***** Input data *****

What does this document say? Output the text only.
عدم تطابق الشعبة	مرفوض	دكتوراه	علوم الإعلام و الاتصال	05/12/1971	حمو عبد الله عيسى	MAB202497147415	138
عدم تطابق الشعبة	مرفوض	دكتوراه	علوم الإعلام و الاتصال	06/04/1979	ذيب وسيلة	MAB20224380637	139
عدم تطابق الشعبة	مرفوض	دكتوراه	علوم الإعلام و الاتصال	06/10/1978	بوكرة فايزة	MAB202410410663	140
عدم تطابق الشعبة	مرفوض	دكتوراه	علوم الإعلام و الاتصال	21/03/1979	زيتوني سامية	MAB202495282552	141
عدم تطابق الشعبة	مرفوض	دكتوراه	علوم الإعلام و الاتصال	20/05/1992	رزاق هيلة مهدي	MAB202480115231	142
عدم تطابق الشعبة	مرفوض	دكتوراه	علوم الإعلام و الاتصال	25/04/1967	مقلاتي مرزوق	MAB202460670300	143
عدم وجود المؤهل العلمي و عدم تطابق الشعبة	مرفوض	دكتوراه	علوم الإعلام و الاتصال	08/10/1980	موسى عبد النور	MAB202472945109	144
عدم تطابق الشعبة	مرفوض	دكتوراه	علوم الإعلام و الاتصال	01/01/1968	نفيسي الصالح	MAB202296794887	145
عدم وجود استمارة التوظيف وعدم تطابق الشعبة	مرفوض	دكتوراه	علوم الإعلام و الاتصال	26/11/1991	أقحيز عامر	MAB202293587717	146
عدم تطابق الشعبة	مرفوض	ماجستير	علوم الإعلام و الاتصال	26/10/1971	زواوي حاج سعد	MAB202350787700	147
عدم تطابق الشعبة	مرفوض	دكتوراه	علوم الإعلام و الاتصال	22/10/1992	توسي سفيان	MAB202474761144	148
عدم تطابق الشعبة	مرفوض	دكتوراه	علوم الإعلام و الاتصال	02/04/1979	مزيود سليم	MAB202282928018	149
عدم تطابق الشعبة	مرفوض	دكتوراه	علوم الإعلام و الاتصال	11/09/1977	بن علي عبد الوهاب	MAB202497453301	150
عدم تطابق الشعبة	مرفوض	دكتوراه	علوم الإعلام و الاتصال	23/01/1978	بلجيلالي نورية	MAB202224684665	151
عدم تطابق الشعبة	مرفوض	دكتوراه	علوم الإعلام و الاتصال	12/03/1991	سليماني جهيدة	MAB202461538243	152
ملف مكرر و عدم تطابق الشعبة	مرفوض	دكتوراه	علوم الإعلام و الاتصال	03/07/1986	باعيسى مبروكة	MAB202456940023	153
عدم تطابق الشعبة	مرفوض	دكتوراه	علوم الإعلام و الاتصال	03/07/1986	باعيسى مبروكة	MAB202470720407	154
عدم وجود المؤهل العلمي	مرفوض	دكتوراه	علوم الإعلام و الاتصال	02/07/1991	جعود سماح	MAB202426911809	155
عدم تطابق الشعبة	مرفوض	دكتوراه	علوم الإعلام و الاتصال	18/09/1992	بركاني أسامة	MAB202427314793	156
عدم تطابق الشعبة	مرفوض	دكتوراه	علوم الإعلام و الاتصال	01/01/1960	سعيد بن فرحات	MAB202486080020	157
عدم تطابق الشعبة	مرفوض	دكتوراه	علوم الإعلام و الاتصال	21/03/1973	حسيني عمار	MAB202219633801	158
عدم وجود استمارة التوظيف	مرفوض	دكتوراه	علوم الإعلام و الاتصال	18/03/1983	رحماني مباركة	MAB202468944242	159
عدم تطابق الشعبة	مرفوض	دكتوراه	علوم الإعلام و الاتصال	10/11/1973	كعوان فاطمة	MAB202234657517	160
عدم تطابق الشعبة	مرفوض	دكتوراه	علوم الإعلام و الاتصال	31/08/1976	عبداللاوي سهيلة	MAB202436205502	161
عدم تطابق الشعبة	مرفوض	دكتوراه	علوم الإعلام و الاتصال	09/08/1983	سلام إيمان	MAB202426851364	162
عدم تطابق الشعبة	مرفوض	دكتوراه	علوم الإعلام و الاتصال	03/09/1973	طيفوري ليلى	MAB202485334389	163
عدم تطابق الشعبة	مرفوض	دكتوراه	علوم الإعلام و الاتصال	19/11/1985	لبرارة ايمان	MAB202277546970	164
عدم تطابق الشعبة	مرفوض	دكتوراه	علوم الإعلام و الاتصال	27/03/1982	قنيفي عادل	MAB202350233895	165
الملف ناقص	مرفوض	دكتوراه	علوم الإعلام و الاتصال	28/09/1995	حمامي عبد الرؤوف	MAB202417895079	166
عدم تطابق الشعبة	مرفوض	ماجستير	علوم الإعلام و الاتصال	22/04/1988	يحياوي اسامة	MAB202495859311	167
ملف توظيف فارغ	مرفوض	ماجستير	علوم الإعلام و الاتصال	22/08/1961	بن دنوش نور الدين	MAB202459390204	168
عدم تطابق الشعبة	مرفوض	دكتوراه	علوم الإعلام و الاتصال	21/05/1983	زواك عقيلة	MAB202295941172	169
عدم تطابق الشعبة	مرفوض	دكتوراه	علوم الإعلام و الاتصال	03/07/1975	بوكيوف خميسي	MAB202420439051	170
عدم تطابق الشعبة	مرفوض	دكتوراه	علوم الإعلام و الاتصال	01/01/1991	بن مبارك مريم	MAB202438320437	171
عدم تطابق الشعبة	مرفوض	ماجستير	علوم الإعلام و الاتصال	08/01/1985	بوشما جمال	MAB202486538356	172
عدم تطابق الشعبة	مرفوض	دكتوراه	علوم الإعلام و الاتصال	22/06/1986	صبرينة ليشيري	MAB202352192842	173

*****

Each entry above is to be set down again in exactly the same words.

What does this document say? Output the text only.
عدم تطابق الشعبة	مرفوض	دكتوراه	علوم الإعلام و الاتصال	05/12/1971	حمو عبد الله عيسى	MAB202497147415	138
عدم تطابق الشعبة	مرفوض	دكتوراه	علوم الإعلام و الاتصال	06/04/1979	ذيب وسيلة	MAB20224380637	139
عدم تطابق الشعبة	مرفوض	دكتوراه	علوم الإعلام و الاتصال	06/10/1978	بوكرة فايزة	MAB202410410663	140
عدم تطابق الشعبة	مرفوض	دكتوراه	علوم الإعلام و الاتصال	21/03/1979	زيتوني سامية	MAB202495282552	141
عدم تطابق الشعبة	مرفوض	دكتوراه	علوم الإعلام و الاتصال	20/05/1992	رزاق هيلة مهدي	MAB202480115231	142
عدم تطابق الشعبة	مرفوض	دكتوراه	علوم الإعلام و الاتصال	25/04/1967	مقلاتي مرزوق	MAB202460670300	143
عدم وجود المؤهل العلمي و عدم تطابق الشعبة	مرفوض	دكتوراه	علوم الإعلام و الاتصال	08/10/1980	موسى عبد النور	MAB202472945109	144
عدم تطابق الشعبة	مرفوض	دكتوراه	علوم الإعلام و الاتصال	01/01/1968	نفيسي الصالح	MAB202296794887	145
عدم وجود استمارة التوظيف وعدم تطابق الشعبة	مرفوض	دكتوراه	علوم الإعلام و الاتصال	26/11/1991	أقحيز عامر	MAB202293587717	146
عدم تطابق الشعبة	مرفوض	ماجستير	علوم الإعلام و الاتصال	26/10/1971	زواوي حاج سعد	MAB202350787700	147
عدم تطابق الشعبة	مرفوض	دكتوراه	علوم الإعلام و الاتصال	22/10/1992	توسي سفيان	MAB202474761144	148
عدم تطابق الشعبة	مرفوض	دكتوراه	علوم الإعلام و الاتصال	02/04/1979	مزيود سليم	MAB202282928018	149
عدم تطابق الشعبة	مرفوض	دكتوراه	علوم الإعلام و الاتصال	11/09/1977	بن علي عبد الوهاب	MAB202497453301	150
عدم تطابق الشعبة	مرفوض	دكتوراه	علوم الإعلام و الاتصال	23/01/1978	بلجيلالي نورية	MAB202224684665	151
عدم تطابق الشعبة	مرفوض	دكتوراه	علوم الإعلام و الاتصال	12/03/1991	سليماني جهيدة	MAB202461538243	152
ملف مكرر و عدم تطابق الشعبة	مرفوض	دكتوراه	علوم الإعلام و الاتصال	03/07/1986	باعيسى مبروكة	MAB202456940023	153
عدم تطابق الشعبة	مرفوض	دكتوراه	علوم الإعلام و الاتصال	03/07/1986	باعيسى مبروكة	MAB202470720407	154
عدم وجود المؤهل العلمي	مرفوض	دكتوراه	علوم الإعلام و الاتصال	02/07/1991	جعود سماح	MAB202426911809	155
عدم تطابق الشعبة	مرفوض	دكتوراه	علوم الإعلام و الاتصال	18/09/1992	بركاني أسامة	MAB202427314793	156
عدم تطابق الشعبة	مرفوض	دكتوراه	علوم الإعلام و الاتصال	01/01/1960	سعيد بن فرحات	MAB202486080020	157
عدم تطابق الشعبة	مرفوض	دكتوراه	علوم الإعلام و الاتصال	21/03/1973	حسيني عمار	MAB202219633801	158
عدم وجود استمارة التوظيف	مرفوض	دكتوراه	علوم الإعلام و الاتصال	18/03/1983	رحماني مباركة	MAB202468944242	159
عدم تطابق الشعبة	مرفوض	دكتوراه	علوم الإعلام و الاتصال	10/11/1973	كعوان فاطمة	MAB202234657517	160
عدم تطابق الشعبة	مرفوض	دكتوراه	علوم الإعلام و الاتصال	31/08/1976	عبداللاوي سهيلة	MAB202436205502	161
عدم تطابق الشعبة	مرفوض	دكتوراه	علوم الإعلام و الاتصال	09/08/1983	سلام إيمان	MAB202426851364	162
عدم تطابق الشعبة	مرفوض	دكتوراه	علوم الإعلام و الاتصال	03/09/1973	طيفوري ليلى	MAB202485334389	163
عدم تطابق الشعبة	مرفوض	دكتوراه	علوم الإعلام و الاتصال	19/11/1985	لبرارة ايمان	MAB202277546970	164
عدم تطابق الشعبة	مرفوض	دكتوراه	علوم الإعلام و الاتصال	27/03/1982	قنيفي عادل	MAB202350233895	165
الملف ناقص	مرفوض	دكتوراه	علوم الإعلام و الاتصال	28/09/1995	حمامي عبد الرؤوف	MAB202417895079	166
عدم تطابق الشعبة	مرفوض	ماجستير	علوم الإعلام و الاتصال	22/04/1988	يحياوي اسامة	MAB202495859311	167
ملف توظيف فارغ	مرفوض	ماجستير	علوم الإعلام و الاتصال	22/08/1961	بن دنوش نور الدين	MAB202459390204	168
عدم تطابق الشعبة	مرفوض	دكتوراه	علوم الإعلام و الاتصال	21/05/1983	زواك عقيلة	MAB202295941172	169
عدم تطابق الشعبة	مرفوض	دكتوراه	علوم الإعلام و الاتصال	03/07/1975	بوكيوف خميسي	MAB202420439051	170
عدم تطابق الشعبة	مرفوض	دكتوراه	علوم الإعلام و الاتصال	01/01/1991	بن مبارك مريم	MAB202438320437	171
عدم تطابق الشعبة	مرفوض	ماجستير	علوم الإعلام و الاتصال	08/01/1985	بوشما جمال	MAB202486538356	172
عدم تطابق الشعبة	مرفوض	دكتوراه	علوم الإعلام و الاتصال	22/06/1986	صبرينة ليشيري	MAB202352192842	173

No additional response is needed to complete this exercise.